In the listing below, take the lines from the one holding "crystal-atom xyxy=(166,296,177,307)" through the one holding "graphene-carbon-atom xyxy=(323,309,333,319)", inclusive, and rename "sheet-atom" to "layer-atom". Return only those lines, with everything else left as is.
** begin Provided records **
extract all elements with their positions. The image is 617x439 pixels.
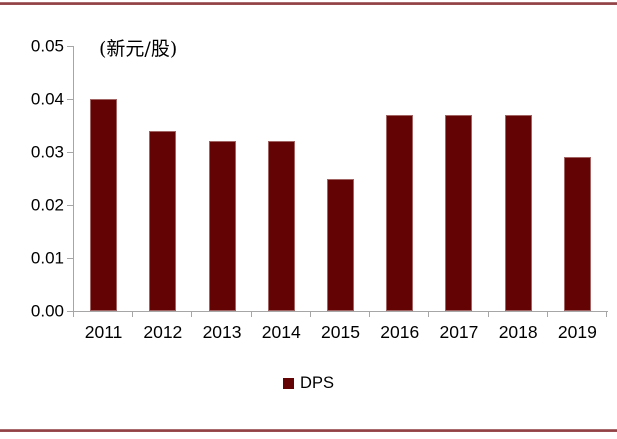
x-tick-label-2012: 2012 (143, 322, 183, 342)
x-tick-label-2016: 2016 (380, 322, 420, 342)
y-tick-label: 0.04 (30, 89, 64, 109)
x-axis-tick (428, 312, 430, 317)
x-tick-label-2019: 2019 (557, 322, 597, 342)
bar-2011 (90, 99, 118, 311)
x-axis-tick (132, 312, 134, 317)
x-axis-tick (369, 312, 371, 317)
x-axis-tick (487, 312, 489, 317)
legend-marker-dps (283, 377, 295, 389)
y-tick-label: 0.05 (30, 36, 64, 56)
bar-2019 (563, 157, 591, 311)
x-tick-label-2015: 2015 (321, 322, 360, 342)
x-axis-tick (191, 312, 193, 317)
x-axis-tick (309, 312, 311, 317)
y-axis-tick (67, 311, 73, 312)
bottom-rule (0, 429, 617, 432)
y-axis-tick (67, 152, 73, 153)
top-rule (0, 2, 617, 5)
y-tick-label: 0.01 (30, 248, 64, 268)
x-tick-label-2017: 2017 (439, 322, 479, 342)
y-tick-label: 0.00 (30, 301, 64, 321)
x-axis-tick (73, 312, 74, 317)
x-axis-tick (250, 312, 252, 317)
bar-2013 (208, 141, 236, 311)
bar-2017 (445, 114, 473, 311)
bar-2015 (327, 178, 354, 311)
bar-2018 (504, 114, 532, 311)
x-tick-label-2013: 2013 (202, 322, 242, 342)
legend: DPS (0, 374, 617, 392)
y-axis-tick (67, 258, 73, 259)
x-tick-label-2011: 2011 (84, 322, 123, 342)
legend-label-dps: DPS (300, 374, 334, 392)
x-tick-label-2014: 2014 (261, 322, 301, 342)
x-axis-tick (606, 312, 607, 317)
x-axis-tick (546, 312, 548, 317)
y-tick-label: 0.02 (30, 195, 64, 215)
x-axis-line (73, 311, 608, 312)
y-axis-tick (67, 99, 73, 100)
bar-2012 (149, 130, 177, 311)
bar-2016 (386, 114, 414, 311)
y-tick-label: 0.03 (30, 142, 64, 162)
axis-unit-label: (新元/股) (99, 38, 178, 60)
y-axis-tick (67, 46, 73, 47)
y-axis-tick (67, 205, 73, 206)
bar-2014 (267, 141, 295, 311)
y-axis-line (73, 46, 74, 311)
x-tick-label-2018: 2018 (498, 322, 538, 342)
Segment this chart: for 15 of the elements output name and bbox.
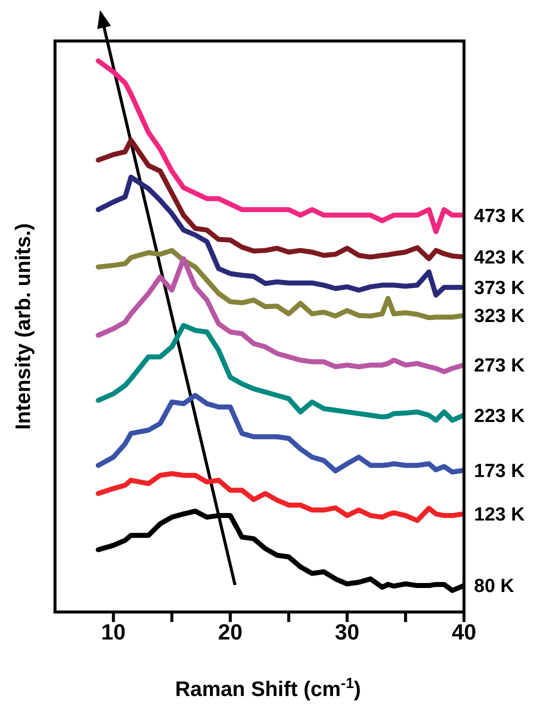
series-label: 423 K [474, 248, 525, 269]
series-label: 80 K [474, 576, 514, 598]
x-tick-label: 10 [101, 620, 126, 645]
x-axis-title: Raman Shift (cm$^{-1}$) [175, 676, 361, 701]
series-label: 223 K [474, 406, 525, 427]
series-label: 123 K [474, 504, 525, 526]
series-label: 323 K [474, 306, 525, 328]
x-tick-label: 20 [218, 620, 243, 645]
series-label: 473 K [474, 206, 525, 227]
series-label: 373 K [474, 278, 525, 300]
series-label: 273 K [474, 356, 525, 377]
x-tick-label: 30 [334, 620, 360, 645]
series-label: 173 K [474, 461, 525, 482]
x-tick-label: 40 [452, 620, 476, 645]
y-axis-title: Intensity (arb. units.) [12, 223, 35, 430]
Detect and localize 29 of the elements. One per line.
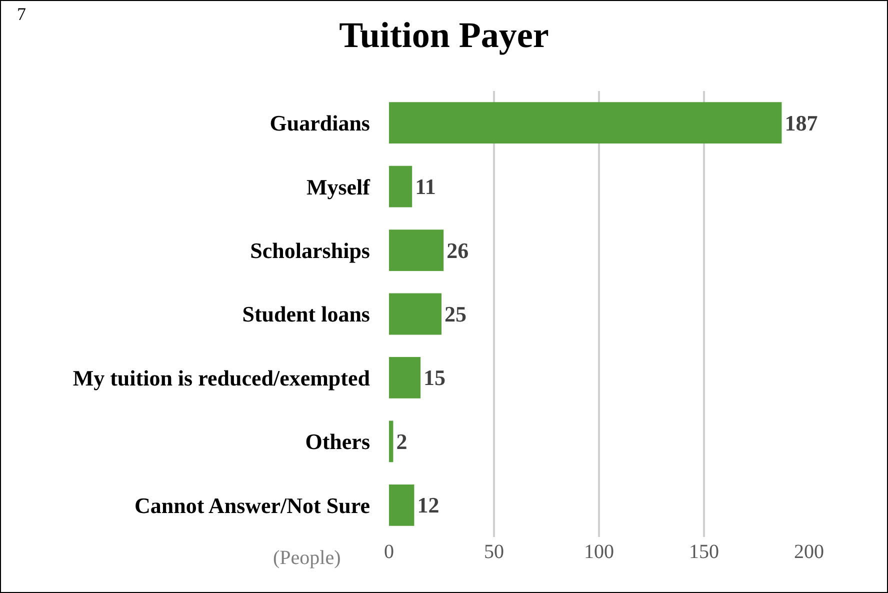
y-tick-label: Scholarships (250, 238, 370, 263)
data-label: 12 (417, 492, 440, 518)
data-label: 25 (444, 302, 466, 326)
y-tick-label: Myself (306, 174, 371, 200)
bar (389, 420, 394, 462)
x-axis-title: (People) (273, 547, 341, 569)
y-tick-label: Guardians (270, 110, 370, 136)
bar (389, 484, 414, 526)
data-label: 187 (784, 110, 818, 136)
y-tick-label: Student loans (242, 302, 370, 327)
bar (389, 293, 442, 335)
data-label: 2 (396, 428, 408, 454)
data-label: 26 (446, 238, 469, 263)
x-tick-label: 50 (484, 541, 504, 563)
y-tick-label: My tuition is reduced/exempted (72, 365, 370, 390)
text: 7 (17, 4, 26, 24)
x-tick-label: 100 (584, 541, 614, 563)
bar (389, 357, 420, 398)
data-label: 11 (415, 174, 436, 200)
y-tick-label: Cannot Answer/Not Sure (134, 492, 370, 518)
bar (389, 102, 782, 144)
x-tick-label: 0 (384, 541, 394, 563)
bar (389, 230, 444, 271)
x-tick-label: 200 (794, 541, 824, 563)
chart-title: Tuition Payer (339, 14, 549, 55)
bar (389, 166, 412, 208)
data-label: 15 (424, 365, 446, 390)
x-tick-label: 150 (689, 541, 719, 563)
y-tick-label: Others (305, 429, 370, 454)
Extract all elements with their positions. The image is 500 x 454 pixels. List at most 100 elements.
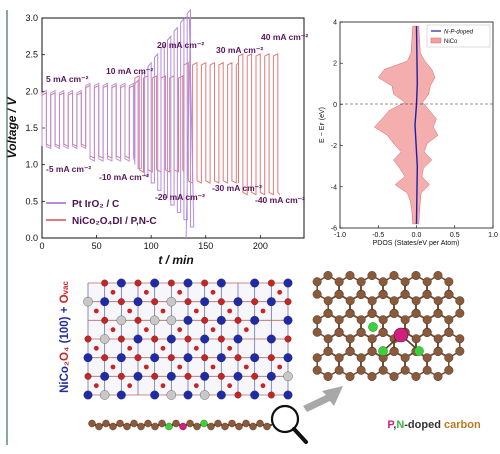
crystal-atom xyxy=(166,296,177,307)
crystal-atom xyxy=(199,390,210,400)
crystal-atom xyxy=(151,372,159,380)
left-y-tick-label: 2.5 xyxy=(25,50,38,60)
crystal-atom xyxy=(183,353,193,363)
graphene-carbon-atom xyxy=(312,277,322,287)
right-legend: N-P-doped NiCo xyxy=(426,24,491,48)
sheet-atom xyxy=(95,422,103,431)
crystal-atom xyxy=(134,354,142,362)
crystal-atom xyxy=(134,279,142,287)
sheet-atom xyxy=(165,422,173,431)
graphene-carbon-atom xyxy=(400,290,410,300)
right-y-tick-label: -4 xyxy=(331,184,337,191)
crystal-atom xyxy=(193,308,199,314)
sheet-atom xyxy=(235,422,243,431)
graphene-carbon-atom xyxy=(411,271,421,281)
series-ptiro2-blowup xyxy=(134,8,195,239)
graphene-carbon-atom xyxy=(400,277,410,287)
crystal-atom xyxy=(283,353,293,363)
crystal-atom xyxy=(217,298,225,306)
sheet-atom xyxy=(123,422,131,431)
graphene-carbon-atom xyxy=(323,334,333,344)
graphene-carbon-atom xyxy=(367,309,377,319)
crystal-atom xyxy=(117,298,125,306)
sheet-atom xyxy=(249,422,257,431)
graphene-carbon-atom xyxy=(455,334,465,344)
crystal-atom xyxy=(200,334,210,344)
graphene-carbon-atom xyxy=(433,271,443,281)
crystal-atom xyxy=(100,371,110,381)
crystal-atom xyxy=(116,315,127,326)
crystal-atom xyxy=(243,327,249,333)
crystal-atom xyxy=(250,315,260,325)
crystal-atom xyxy=(227,308,233,314)
crystal-atom xyxy=(167,354,175,362)
crystal-atom xyxy=(216,278,226,288)
sheet-atom xyxy=(151,422,159,431)
carbon-sheet-side-view xyxy=(88,419,272,431)
annotation-bottom-3: -30 mA cm⁻² xyxy=(212,183,262,193)
crystal-atom xyxy=(217,335,225,343)
crystal-atom xyxy=(166,334,176,344)
sheet-atom xyxy=(179,422,187,431)
graphene-carbon-atom xyxy=(433,296,443,306)
series-nico-pdos-area xyxy=(374,25,439,225)
crystal-atom xyxy=(210,289,216,295)
pn-doped-carbon-structure xyxy=(312,271,465,382)
crystal-atom xyxy=(233,371,243,381)
crystal-atom xyxy=(283,278,293,288)
crystal-atom xyxy=(277,289,283,295)
crystal-atom xyxy=(160,345,166,351)
crystal-atom xyxy=(116,353,126,363)
graphene-carbon-atom xyxy=(334,315,344,325)
graphene-phosphorus-atom xyxy=(393,327,409,343)
graphene-carbon-atom xyxy=(345,334,355,344)
crystal-atom xyxy=(83,296,93,307)
graphene-carbon-atom xyxy=(367,372,377,382)
right-y-tick-label: 2 xyxy=(333,61,337,68)
crystal-atom xyxy=(100,297,110,307)
graphene-carbon-atom xyxy=(323,309,333,319)
graphene-carbon-atom xyxy=(356,353,366,363)
annotation-top-4: 40 mA cm⁻² xyxy=(261,32,308,42)
crystal-atom xyxy=(251,372,259,380)
crystal-atom xyxy=(267,279,275,287)
crystal-atom xyxy=(177,327,183,333)
crystal-atom xyxy=(160,383,166,389)
crystal-atom xyxy=(110,327,116,333)
crystal-atom xyxy=(201,279,209,287)
structure-left-label: NiCo₂O₄ (100) + Ovac xyxy=(59,281,71,393)
annotation-top-1: 10 mA cm⁻² xyxy=(106,66,153,76)
crystal-atom xyxy=(234,354,242,362)
graphene-carbon-atom xyxy=(345,309,355,319)
crystal-atom xyxy=(234,391,242,399)
graphene-carbon-atom xyxy=(389,271,399,281)
graphene-carbon-atom xyxy=(400,365,410,375)
crystal-atom xyxy=(183,315,193,325)
crystal-atom xyxy=(284,298,292,306)
legend-label-nico: NiCo₂O₄DI / P,N-C xyxy=(72,216,157,227)
crystal-atom xyxy=(260,308,266,314)
left-x-tick-label: 0 xyxy=(39,241,44,251)
graphene-carbon-atom xyxy=(356,277,366,287)
right-y-tick-label: -6 xyxy=(331,226,337,233)
crystal-atom xyxy=(183,278,193,288)
crystal-atom xyxy=(250,278,260,288)
nico2o4-structure xyxy=(83,278,293,400)
graphene-carbon-atom xyxy=(444,277,454,287)
sheet-atom xyxy=(221,422,229,431)
crystal-atom xyxy=(200,297,210,307)
graphene-nitrogen-atom xyxy=(368,322,378,332)
graphene-carbon-atom xyxy=(389,296,399,306)
crystal-atom xyxy=(201,354,209,362)
crystal-atom xyxy=(216,315,226,325)
magnifier-icon xyxy=(270,404,308,444)
crystal-atom xyxy=(283,390,293,400)
crystal-atom xyxy=(134,316,142,324)
sheet-atom xyxy=(88,419,96,428)
crystal-atom xyxy=(116,278,126,288)
graphene-carbon-atom xyxy=(400,315,410,325)
graphene-carbon-atom xyxy=(367,347,377,357)
crystal-atom xyxy=(166,315,177,326)
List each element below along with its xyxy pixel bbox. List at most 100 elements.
** end Provided records **
■ Completed exercise:
crystal-atom xyxy=(166,296,177,307)
crystal-atom xyxy=(199,390,210,400)
crystal-atom xyxy=(151,372,159,380)
left-y-tick-label: 2.5 xyxy=(25,50,38,60)
crystal-atom xyxy=(183,353,193,363)
graphene-carbon-atom xyxy=(312,277,322,287)
right-legend: N-P-doped NiCo xyxy=(426,24,491,48)
layer-atom xyxy=(95,422,103,431)
crystal-atom xyxy=(134,354,142,362)
crystal-atom xyxy=(134,279,142,287)
layer-atom xyxy=(165,422,173,431)
graphene-carbon-atom xyxy=(400,290,410,300)
right-y-tick-label: -4 xyxy=(331,184,337,191)
crystal-atom xyxy=(193,308,199,314)
layer-atom xyxy=(235,422,243,431)
graphene-carbon-atom xyxy=(411,271,421,281)
series-ptiro2-blowup xyxy=(134,8,195,239)
graphene-carbon-atom xyxy=(400,277,410,287)
crystal-atom xyxy=(283,353,293,363)
crystal-atom xyxy=(217,298,225,306)
layer-atom xyxy=(123,422,131,431)
graphene-carbon-atom xyxy=(323,334,333,344)
graphene-carbon-atom xyxy=(367,309,377,319)
crystal-atom xyxy=(117,298,125,306)
layer-atom xyxy=(249,422,257,431)
graphene-carbon-atom xyxy=(455,334,465,344)
crystal-atom xyxy=(200,334,210,344)
graphene-carbon-atom xyxy=(433,271,443,281)
crystal-atom xyxy=(100,371,110,381)
crystal-atom xyxy=(116,315,127,326)
crystal-atom xyxy=(243,327,249,333)
crystal-atom xyxy=(250,315,260,325)
crystal-atom xyxy=(227,308,233,314)
crystal-atom xyxy=(167,354,175,362)
crystal-atom xyxy=(216,278,226,288)
layer-atom xyxy=(151,422,159,431)
carbon-sheet-side-view xyxy=(88,419,272,431)
annotation-bottom-3: -30 mA cm⁻² xyxy=(212,183,262,193)
crystal-atom xyxy=(217,335,225,343)
crystal-atom xyxy=(166,334,176,344)
layer-atom xyxy=(179,422,187,431)
graphene-carbon-atom xyxy=(433,296,443,306)
series-nico-pdos-area xyxy=(374,25,439,225)
crystal-atom xyxy=(210,289,216,295)
pn-doped-carbon-structure xyxy=(312,271,465,382)
crystal-atom xyxy=(233,371,243,381)
crystal-atom xyxy=(283,278,293,288)
crystal-atom xyxy=(277,289,283,295)
crystal-atom xyxy=(160,345,166,351)
crystal-atom xyxy=(116,353,126,363)
graphene-carbon-atom xyxy=(334,315,344,325)
graphene-phosphorus-atom xyxy=(393,327,409,343)
graphene-carbon-atom xyxy=(345,334,355,344)
crystal-atom xyxy=(83,296,93,307)
graphene-carbon-atom xyxy=(367,372,377,382)
right-y-tick-label: 2 xyxy=(333,61,337,68)
crystal-atom xyxy=(100,297,110,307)
graphene-carbon-atom xyxy=(323,309,333,319)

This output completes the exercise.